# [Exercise objective]
An exact copy of all the data is required, with pictures left out.

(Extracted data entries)

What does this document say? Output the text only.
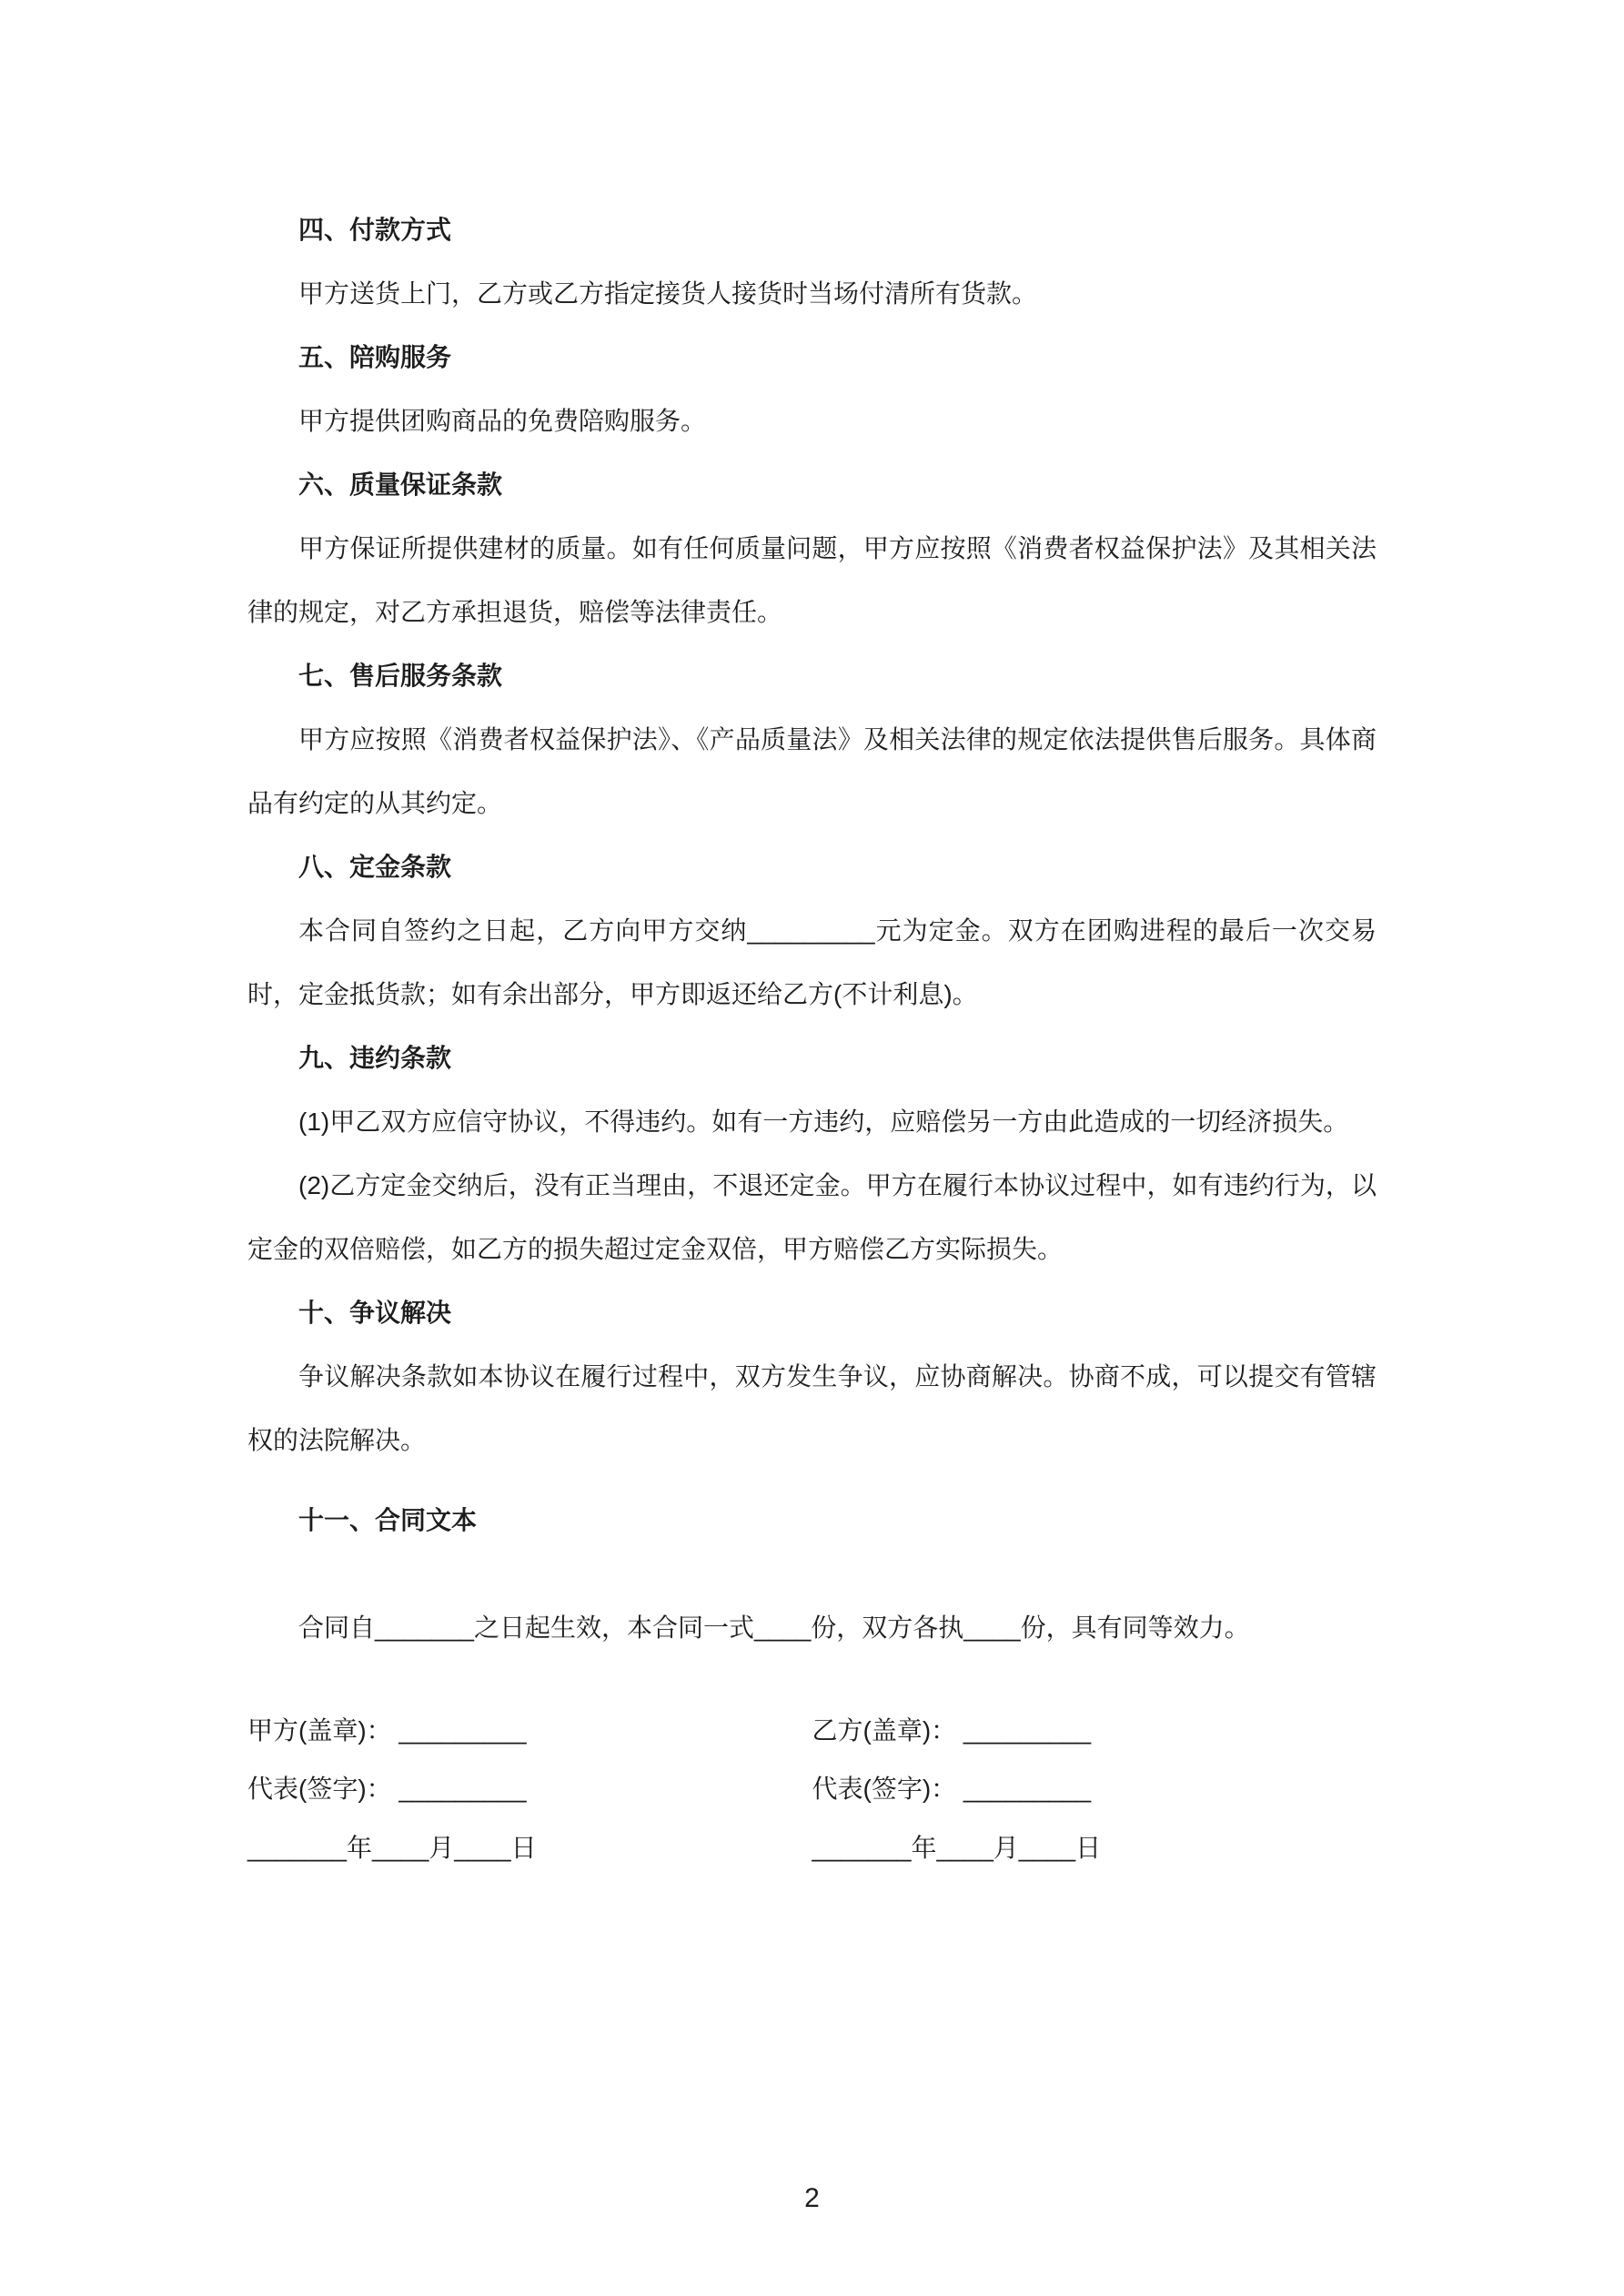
四、付款方式

甲方送货上门，乙方或乙方指定接货人接货时当场付清所有货款。

五、陪购服务

甲方提供团购商品的免费陪购服务。

六、质量保证条款

甲方保证所提供建材的质量。如有任何质量问题，甲方应按照《消费者权益保护法》及其相关法律的规定，对乙方承担退货，赔偿等法律责任。

七、售后服务条款

甲方应按照《消费者权益保护法》、《产品质量法》及相关法律的规定依法提供售后服务。具体商品有约定的从其约定。

八、定金条款

本合同自签约之日起，乙方向甲方交纳_________元为定金。双方在团购进程的最后一次交易时，定金抵货款；如有余出部分，甲方即返还给乙方(不计利息)。

九、违约条款

(1)甲乙双方应信守协议，不得违约。如有一方违约，应赔偿另一方由此造成的一切经济损失。

(2)乙方定金交纳后，没有正当理由，不退还定金。甲方在履行本协议过程中，如有违约行为，以定金的双倍赔偿，如乙方的损失超过定金双倍，甲方赔偿乙方实际损失。

十、争议解决

争议解决条款如本协议在履行过程中，双方发生争议，应协商解决。协商不成，可以提交有管辖权的法院解决。

十一、合同文本

合同自_______之日起生效，本合同一式____份，双方各执____份，具有同等效力。

甲方(盖章)： _________

代表(签字)： _________

_______年____月____日

乙方(盖章)： _________

代表(签字)： _________

_______年____月____日

2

# [Final result]
What does this document say? Output the text only.
四、付款方式

甲方送货上门，乙方或乙方指定接货人接货时当场付清所有货款。

五、陪购服务

甲方提供团购商品的免费陪购服务。

六、质量保证条款

甲方保证所提供建材的质量。如有任何质量问题，甲方应按照《消费者权益保护法》及其相关法律的规定，对乙方承担退货，赔偿等法律责任。

七、售后服务条款

甲方应按照《消费者权益保护法》、《产品质量法》及相关法律的规定依法提供售后服务。具体商品有约定的从其约定。

八、定金条款

本合同自签约之日起，乙方向甲方交纳_________元为定金。双方在团购进程的最后一次交易时，定金抵货款；如有余出部分，甲方即返还给乙方(不计利息)。

九、违约条款

(1)甲乙双方应信守协议，不得违约。如有一方违约，应赔偿另一方由此造成的一切经济损失。

(2)乙方定金交纳后，没有正当理由，不退还定金。甲方在履行本协议过程中，如有违约行为，以定金的双倍赔偿，如乙方的损失超过定金双倍，甲方赔偿乙方实际损失。

十、争议解决

争议解决条款如本协议在履行过程中，双方发生争议，应协商解决。协商不成，可以提交有管辖权的法院解决。

十一、合同文本

合同自_______之日起生效，本合同一式____份，双方各执____份，具有同等效力。

甲方(盖章)： _________

代表(签字)： _________

_______年____月____日

乙方(盖章)： _________

代表(签字)： _________

_______年____月____日

2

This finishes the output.